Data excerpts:
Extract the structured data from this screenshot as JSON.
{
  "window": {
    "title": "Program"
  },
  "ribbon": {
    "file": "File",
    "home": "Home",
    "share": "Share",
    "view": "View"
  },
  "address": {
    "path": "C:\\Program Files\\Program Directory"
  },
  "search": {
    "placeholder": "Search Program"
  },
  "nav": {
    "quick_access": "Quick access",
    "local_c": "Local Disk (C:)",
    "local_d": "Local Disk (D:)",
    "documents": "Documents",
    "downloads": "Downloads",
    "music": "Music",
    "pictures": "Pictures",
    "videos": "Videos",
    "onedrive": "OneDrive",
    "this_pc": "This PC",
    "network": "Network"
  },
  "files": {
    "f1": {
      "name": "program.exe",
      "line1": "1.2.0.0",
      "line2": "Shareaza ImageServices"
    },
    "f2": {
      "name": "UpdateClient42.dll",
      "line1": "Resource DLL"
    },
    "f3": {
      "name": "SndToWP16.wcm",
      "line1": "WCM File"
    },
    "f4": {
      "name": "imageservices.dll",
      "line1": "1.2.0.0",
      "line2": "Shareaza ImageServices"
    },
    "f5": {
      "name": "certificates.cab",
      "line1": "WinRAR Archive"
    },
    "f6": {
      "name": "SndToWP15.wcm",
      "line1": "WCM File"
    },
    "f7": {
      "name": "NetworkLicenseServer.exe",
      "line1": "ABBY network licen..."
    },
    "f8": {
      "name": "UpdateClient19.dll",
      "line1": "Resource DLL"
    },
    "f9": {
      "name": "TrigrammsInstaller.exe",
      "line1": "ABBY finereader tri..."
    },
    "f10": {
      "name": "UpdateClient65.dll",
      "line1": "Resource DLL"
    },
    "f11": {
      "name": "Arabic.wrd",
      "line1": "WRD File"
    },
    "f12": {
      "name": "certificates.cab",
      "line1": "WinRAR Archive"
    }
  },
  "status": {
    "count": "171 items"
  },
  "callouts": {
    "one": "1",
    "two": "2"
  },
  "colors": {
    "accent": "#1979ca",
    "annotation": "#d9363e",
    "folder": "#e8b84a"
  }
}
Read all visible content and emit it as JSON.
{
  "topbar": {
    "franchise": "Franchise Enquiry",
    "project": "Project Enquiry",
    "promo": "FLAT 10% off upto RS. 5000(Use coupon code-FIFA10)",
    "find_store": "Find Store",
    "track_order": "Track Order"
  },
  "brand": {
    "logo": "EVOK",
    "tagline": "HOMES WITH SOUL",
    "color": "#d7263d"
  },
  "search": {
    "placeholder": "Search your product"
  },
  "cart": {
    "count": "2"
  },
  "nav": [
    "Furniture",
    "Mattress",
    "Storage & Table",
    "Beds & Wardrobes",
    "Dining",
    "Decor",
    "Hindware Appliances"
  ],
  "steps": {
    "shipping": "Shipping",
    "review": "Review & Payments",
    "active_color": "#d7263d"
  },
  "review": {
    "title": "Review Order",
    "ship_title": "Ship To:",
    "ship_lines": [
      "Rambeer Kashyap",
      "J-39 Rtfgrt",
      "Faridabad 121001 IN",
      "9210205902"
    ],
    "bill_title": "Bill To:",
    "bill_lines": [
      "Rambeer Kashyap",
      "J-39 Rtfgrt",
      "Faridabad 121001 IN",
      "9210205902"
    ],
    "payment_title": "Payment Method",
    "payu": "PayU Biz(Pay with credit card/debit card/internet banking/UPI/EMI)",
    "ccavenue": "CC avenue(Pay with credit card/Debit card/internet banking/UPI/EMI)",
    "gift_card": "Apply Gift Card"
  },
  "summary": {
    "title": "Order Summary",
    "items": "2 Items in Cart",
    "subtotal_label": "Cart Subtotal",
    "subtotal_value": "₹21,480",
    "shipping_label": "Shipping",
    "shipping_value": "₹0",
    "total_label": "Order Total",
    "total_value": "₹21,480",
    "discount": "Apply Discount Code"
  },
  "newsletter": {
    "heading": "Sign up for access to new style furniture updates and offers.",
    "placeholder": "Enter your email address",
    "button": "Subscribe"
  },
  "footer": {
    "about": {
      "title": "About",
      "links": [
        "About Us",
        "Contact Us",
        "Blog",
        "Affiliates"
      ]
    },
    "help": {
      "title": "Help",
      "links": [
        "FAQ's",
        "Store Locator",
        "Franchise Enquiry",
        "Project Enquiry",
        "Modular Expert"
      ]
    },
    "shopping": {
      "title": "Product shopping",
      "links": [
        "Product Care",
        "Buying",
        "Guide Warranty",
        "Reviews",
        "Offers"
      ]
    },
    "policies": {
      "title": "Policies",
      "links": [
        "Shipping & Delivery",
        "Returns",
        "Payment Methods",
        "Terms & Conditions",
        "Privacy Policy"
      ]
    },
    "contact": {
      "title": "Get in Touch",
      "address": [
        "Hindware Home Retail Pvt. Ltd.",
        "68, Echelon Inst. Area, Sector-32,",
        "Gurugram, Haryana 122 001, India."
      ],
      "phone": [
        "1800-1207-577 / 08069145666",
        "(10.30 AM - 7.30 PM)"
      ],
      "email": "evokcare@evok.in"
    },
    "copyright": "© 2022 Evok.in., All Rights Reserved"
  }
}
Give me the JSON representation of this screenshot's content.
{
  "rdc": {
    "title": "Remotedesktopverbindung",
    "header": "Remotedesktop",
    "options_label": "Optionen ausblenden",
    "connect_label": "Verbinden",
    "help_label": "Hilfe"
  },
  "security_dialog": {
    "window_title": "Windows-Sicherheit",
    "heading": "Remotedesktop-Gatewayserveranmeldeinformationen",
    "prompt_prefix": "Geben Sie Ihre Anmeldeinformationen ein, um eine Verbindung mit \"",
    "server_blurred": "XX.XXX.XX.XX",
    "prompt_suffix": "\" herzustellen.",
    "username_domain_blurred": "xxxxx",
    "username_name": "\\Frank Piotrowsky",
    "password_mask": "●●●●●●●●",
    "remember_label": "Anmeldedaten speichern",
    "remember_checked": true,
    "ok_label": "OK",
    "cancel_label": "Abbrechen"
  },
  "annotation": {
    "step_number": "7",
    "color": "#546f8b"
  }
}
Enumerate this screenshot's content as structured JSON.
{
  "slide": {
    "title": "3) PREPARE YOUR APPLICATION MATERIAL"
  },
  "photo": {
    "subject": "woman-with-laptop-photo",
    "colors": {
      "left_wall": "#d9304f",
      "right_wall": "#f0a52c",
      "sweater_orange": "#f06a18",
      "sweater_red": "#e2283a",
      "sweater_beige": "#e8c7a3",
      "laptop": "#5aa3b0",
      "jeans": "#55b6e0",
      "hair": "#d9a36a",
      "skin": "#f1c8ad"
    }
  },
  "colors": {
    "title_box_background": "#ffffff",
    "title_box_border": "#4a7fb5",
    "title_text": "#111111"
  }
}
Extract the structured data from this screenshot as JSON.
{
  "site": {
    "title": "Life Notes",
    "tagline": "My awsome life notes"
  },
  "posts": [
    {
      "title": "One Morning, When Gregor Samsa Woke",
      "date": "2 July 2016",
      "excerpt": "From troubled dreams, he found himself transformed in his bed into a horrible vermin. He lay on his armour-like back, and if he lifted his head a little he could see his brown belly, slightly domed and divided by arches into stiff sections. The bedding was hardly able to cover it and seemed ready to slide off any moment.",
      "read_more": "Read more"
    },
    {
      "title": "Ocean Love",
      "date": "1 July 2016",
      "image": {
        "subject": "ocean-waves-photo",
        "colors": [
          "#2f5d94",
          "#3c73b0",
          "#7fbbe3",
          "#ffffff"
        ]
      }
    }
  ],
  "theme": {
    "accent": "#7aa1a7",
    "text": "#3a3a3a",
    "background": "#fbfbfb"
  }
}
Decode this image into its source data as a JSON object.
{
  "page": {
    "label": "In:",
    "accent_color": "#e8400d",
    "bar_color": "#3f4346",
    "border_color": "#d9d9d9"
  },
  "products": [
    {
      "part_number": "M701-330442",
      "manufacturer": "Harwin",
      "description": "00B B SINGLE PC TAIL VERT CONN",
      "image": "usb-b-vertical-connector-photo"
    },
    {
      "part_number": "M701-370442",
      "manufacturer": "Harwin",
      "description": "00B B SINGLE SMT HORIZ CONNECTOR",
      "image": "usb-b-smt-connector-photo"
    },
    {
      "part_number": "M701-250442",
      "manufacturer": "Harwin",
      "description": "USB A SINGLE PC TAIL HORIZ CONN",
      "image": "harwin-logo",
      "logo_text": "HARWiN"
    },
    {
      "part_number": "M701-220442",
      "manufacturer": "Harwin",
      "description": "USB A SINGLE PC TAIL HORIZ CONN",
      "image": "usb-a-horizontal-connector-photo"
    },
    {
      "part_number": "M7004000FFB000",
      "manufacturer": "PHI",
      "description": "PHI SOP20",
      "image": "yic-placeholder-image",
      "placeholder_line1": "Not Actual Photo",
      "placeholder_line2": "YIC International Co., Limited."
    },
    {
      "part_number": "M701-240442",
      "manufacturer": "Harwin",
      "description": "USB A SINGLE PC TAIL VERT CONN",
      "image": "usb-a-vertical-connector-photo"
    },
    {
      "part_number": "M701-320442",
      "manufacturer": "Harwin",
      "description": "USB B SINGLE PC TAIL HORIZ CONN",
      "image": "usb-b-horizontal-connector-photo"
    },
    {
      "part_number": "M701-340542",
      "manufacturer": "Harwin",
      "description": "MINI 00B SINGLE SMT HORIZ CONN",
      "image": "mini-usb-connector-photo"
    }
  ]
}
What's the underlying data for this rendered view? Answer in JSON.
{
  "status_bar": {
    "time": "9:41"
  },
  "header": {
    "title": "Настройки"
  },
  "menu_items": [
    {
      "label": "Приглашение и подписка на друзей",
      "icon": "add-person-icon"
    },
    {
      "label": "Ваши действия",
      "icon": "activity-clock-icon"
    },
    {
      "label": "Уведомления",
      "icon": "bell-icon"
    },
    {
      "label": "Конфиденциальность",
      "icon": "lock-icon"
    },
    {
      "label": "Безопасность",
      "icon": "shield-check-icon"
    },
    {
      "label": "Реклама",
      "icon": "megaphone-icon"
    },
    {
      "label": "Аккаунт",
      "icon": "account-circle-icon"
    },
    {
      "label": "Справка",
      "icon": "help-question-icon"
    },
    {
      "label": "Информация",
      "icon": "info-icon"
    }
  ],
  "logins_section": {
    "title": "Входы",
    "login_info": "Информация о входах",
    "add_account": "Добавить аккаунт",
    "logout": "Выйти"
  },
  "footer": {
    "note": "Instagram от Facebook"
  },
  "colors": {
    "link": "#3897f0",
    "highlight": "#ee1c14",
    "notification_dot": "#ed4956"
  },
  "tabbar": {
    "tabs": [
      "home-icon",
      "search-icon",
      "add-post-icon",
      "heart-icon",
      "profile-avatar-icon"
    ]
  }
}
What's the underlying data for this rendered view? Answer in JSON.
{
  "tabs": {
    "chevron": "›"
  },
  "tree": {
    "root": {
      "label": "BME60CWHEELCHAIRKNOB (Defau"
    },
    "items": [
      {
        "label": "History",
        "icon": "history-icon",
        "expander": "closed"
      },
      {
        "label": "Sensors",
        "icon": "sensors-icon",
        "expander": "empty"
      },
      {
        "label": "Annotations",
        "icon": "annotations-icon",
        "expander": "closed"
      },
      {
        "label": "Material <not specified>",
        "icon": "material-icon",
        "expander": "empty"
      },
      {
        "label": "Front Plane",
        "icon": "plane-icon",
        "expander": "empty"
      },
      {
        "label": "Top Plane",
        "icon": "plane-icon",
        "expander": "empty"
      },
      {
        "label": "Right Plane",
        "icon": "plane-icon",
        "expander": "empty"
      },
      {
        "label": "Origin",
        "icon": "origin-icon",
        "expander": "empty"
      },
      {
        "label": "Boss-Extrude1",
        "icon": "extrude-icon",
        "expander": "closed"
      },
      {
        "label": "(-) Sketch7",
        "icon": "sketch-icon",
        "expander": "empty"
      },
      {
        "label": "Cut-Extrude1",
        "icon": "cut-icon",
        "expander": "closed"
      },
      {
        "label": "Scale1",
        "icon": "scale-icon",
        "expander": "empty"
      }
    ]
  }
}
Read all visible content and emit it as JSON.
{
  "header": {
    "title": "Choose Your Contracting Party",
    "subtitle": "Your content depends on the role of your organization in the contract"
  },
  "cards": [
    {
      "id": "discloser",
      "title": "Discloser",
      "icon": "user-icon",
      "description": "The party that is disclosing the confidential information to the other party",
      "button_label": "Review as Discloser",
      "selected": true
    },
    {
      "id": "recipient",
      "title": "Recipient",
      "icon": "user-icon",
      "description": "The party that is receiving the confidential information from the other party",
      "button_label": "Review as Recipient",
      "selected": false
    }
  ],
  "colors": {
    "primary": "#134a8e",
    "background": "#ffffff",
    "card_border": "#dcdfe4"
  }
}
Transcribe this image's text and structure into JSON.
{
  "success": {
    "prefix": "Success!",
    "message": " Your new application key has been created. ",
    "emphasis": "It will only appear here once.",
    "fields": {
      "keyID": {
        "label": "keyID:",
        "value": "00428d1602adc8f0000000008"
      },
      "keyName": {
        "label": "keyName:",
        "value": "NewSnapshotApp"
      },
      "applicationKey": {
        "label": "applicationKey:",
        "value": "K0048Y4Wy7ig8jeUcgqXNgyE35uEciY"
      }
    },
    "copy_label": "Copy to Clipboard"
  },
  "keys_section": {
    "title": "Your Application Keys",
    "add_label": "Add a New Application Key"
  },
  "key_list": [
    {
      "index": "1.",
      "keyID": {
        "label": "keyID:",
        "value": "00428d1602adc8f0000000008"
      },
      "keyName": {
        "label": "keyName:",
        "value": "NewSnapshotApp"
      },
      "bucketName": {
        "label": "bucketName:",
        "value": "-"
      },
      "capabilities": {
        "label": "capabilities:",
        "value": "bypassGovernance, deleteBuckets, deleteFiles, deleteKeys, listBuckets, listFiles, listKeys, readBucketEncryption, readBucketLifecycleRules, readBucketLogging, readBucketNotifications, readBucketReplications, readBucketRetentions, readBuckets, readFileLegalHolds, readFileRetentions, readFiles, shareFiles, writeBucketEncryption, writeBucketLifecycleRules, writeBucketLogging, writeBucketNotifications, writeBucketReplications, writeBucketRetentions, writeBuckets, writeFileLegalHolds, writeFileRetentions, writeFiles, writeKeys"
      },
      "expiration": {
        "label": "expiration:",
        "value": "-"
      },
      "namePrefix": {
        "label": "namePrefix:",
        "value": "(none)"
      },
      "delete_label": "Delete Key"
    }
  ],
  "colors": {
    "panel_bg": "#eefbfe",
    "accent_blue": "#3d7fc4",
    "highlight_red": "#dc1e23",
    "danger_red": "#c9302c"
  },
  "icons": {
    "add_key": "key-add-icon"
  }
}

Problem to work on:
Identify and list each line with the word "access".

Solved exercise:
    "quick_access": "Quick access",
    "heading": "Sign up for access to new style furniture updates and offers.",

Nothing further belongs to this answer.